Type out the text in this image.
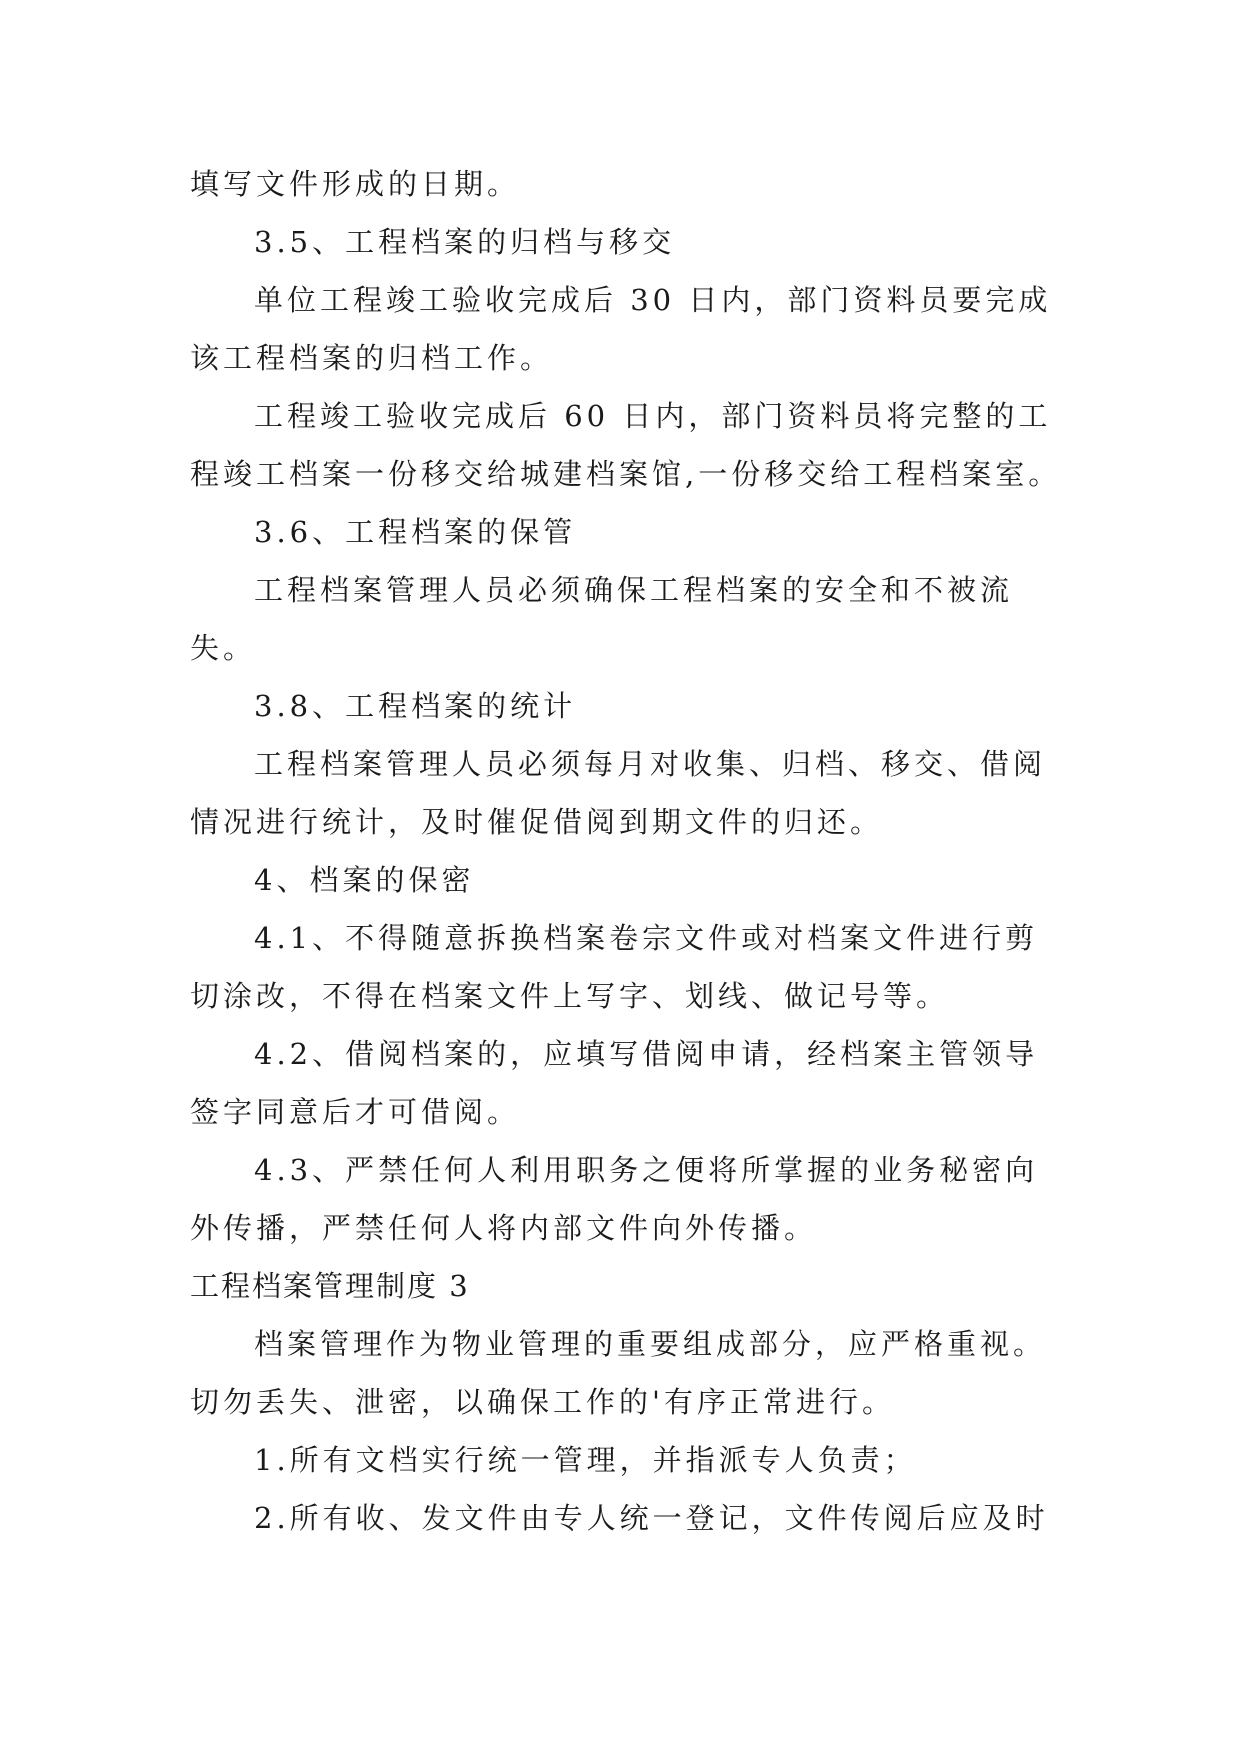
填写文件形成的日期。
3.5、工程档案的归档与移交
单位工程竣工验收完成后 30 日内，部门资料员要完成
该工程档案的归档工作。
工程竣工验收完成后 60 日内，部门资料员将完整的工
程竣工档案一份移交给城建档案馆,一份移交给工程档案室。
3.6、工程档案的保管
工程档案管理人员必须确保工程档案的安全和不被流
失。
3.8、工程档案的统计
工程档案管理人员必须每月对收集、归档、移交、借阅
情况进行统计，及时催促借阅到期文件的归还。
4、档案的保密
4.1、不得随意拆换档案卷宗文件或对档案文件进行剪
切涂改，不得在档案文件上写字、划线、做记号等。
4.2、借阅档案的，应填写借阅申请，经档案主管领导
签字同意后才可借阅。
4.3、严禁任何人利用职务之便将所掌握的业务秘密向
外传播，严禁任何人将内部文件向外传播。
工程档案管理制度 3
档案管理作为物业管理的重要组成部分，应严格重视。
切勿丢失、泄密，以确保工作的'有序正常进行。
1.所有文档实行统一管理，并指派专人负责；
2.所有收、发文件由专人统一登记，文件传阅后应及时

....

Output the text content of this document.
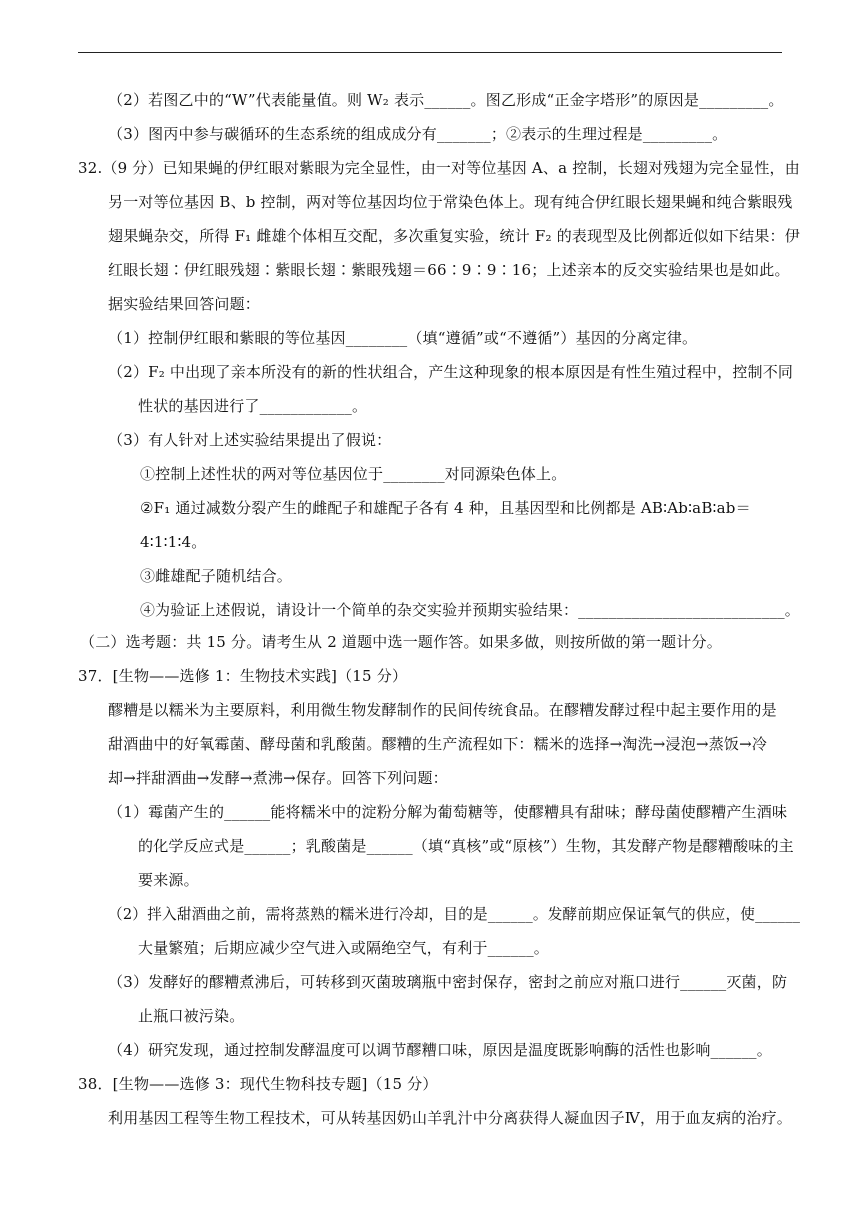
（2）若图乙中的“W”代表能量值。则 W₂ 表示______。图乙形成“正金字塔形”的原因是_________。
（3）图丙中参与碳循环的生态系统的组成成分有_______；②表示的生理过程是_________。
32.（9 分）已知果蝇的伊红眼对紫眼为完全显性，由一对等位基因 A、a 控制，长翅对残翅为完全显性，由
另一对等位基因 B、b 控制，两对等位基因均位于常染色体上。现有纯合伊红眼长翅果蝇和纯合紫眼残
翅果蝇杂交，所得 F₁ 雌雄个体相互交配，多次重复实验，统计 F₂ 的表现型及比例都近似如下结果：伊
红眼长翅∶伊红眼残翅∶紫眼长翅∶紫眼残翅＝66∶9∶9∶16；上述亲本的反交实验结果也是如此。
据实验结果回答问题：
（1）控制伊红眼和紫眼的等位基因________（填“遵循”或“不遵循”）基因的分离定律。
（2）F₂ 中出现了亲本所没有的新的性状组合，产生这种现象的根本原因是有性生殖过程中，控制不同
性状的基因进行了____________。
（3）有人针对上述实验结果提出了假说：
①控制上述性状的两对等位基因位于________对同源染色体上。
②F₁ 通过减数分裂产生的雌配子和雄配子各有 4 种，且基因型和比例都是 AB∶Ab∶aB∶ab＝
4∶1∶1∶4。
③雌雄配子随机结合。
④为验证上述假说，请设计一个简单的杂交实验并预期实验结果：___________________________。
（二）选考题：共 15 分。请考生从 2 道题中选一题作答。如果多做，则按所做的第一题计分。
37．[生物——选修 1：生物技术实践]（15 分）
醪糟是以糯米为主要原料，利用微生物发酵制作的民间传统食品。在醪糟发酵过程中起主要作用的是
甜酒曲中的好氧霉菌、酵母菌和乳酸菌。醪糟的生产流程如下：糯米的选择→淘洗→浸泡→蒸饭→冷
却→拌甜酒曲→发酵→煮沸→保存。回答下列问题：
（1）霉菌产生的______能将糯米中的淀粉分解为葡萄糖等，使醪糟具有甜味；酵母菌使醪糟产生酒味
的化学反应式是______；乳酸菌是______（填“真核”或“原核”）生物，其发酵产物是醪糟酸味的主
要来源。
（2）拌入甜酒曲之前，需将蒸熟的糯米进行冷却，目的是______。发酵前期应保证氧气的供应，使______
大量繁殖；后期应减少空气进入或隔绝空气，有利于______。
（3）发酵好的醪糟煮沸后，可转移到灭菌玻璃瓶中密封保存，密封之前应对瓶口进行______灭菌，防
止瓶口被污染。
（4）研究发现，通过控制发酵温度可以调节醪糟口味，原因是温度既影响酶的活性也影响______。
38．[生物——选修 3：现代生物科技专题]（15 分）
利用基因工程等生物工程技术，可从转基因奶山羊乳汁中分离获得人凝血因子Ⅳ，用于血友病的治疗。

....

Check every line for "this" and show the ones that have it.

__FULL SOLUTION__:
Type out the text in this image.
Output the text content of this document.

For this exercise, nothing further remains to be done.